> EXERCISE OBJECTIVE
Skip the images. Copy the records exactly as written.

> INPUT DATA

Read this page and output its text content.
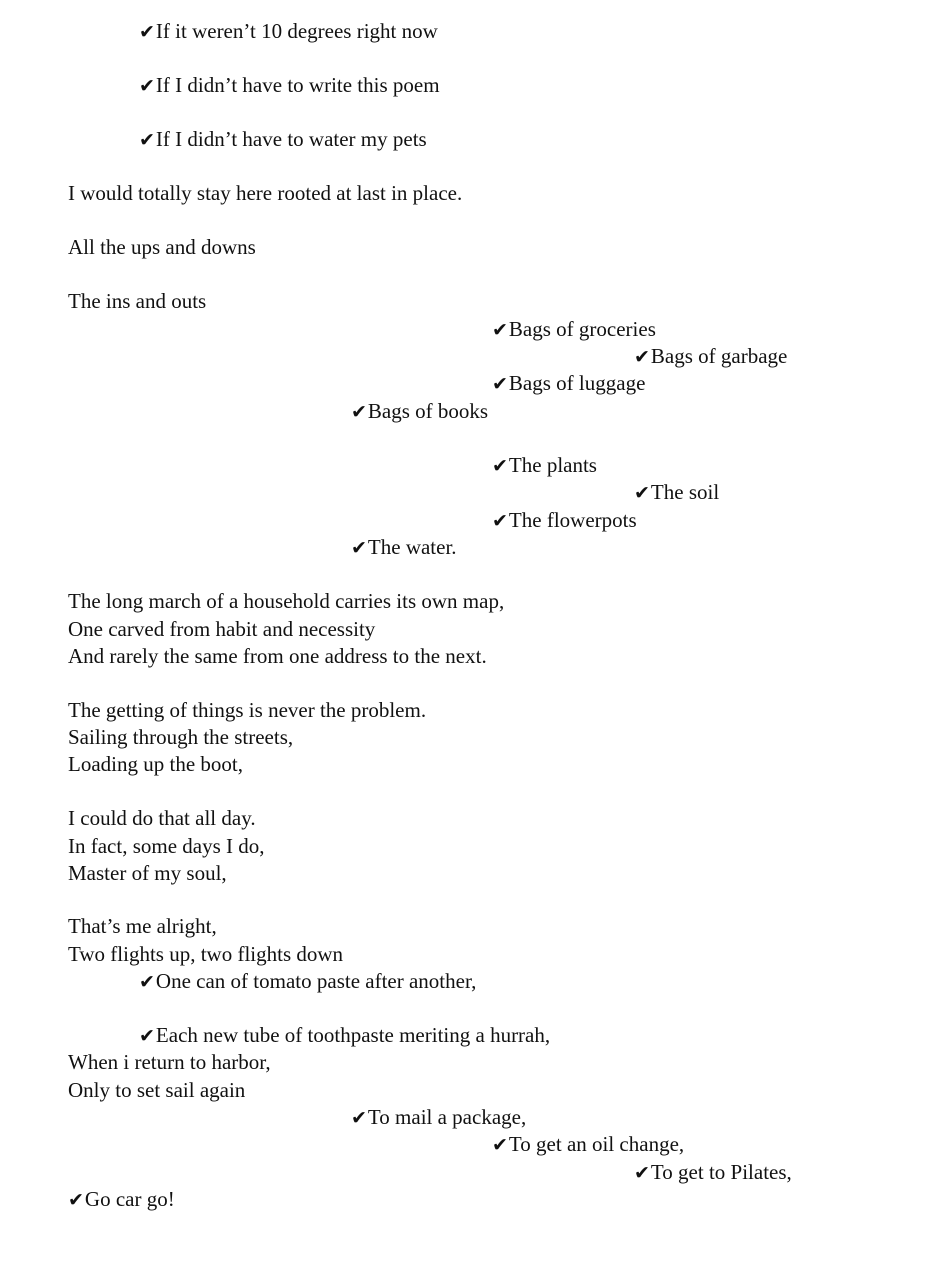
✔If it weren’t 10 degrees right now
✔If I didn’t have to write this poem
✔If I didn’t have to water my pets
I would totally stay here rooted at last in place.
All the ups and downs
The ins and outs
✔Bags of groceries
✔Bags of garbage
✔Bags of luggage
✔Bags of books
✔The plants
✔The soil
✔The flowerpots
✔The water.
The long march of a household carries its own map,
One carved from habit and necessity
And rarely the same from one address to the next.
The getting of things is never the problem.
Sailing through the streets,
Loading up the boot,
I could do that all day.
In fact, some days I do,
Master of my soul,
That’s me alright,
Two flights up, two flights down
✔One can of tomato paste after another,
✔Each new tube of toothpaste meriting a hurrah,
When i return to harbor,
Only to set sail again
✔To mail a package,
✔To get an oil change,
✔To get to Pilates,
✔Go car go!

> OUTPUT FOR THIS TASK
Read this page and output its text content.
✔If it weren’t 10 degrees right now
✔If I didn’t have to write this poem
✔If I didn’t have to water my pets
I would totally stay here rooted at last in place.
All the ups and downs
The ins and outs
✔Bags of groceries
✔Bags of garbage
✔Bags of luggage
✔Bags of books
✔The plants
✔The soil
✔The flowerpots
✔The water.
The long march of a household carries its own map,
One carved from habit and necessity
And rarely the same from one address to the next.
The getting of things is never the problem.
Sailing through the streets,
Loading up the boot,
I could do that all day.
In fact, some days I do,
Master of my soul,
That’s me alright,
Two flights up, two flights down
✔One can of tomato paste after another,
✔Each new tube of toothpaste meriting a hurrah,
When i return to harbor,
Only to set sail again
✔To mail a package,
✔To get an oil change,
✔To get to Pilates,
✔Go car go!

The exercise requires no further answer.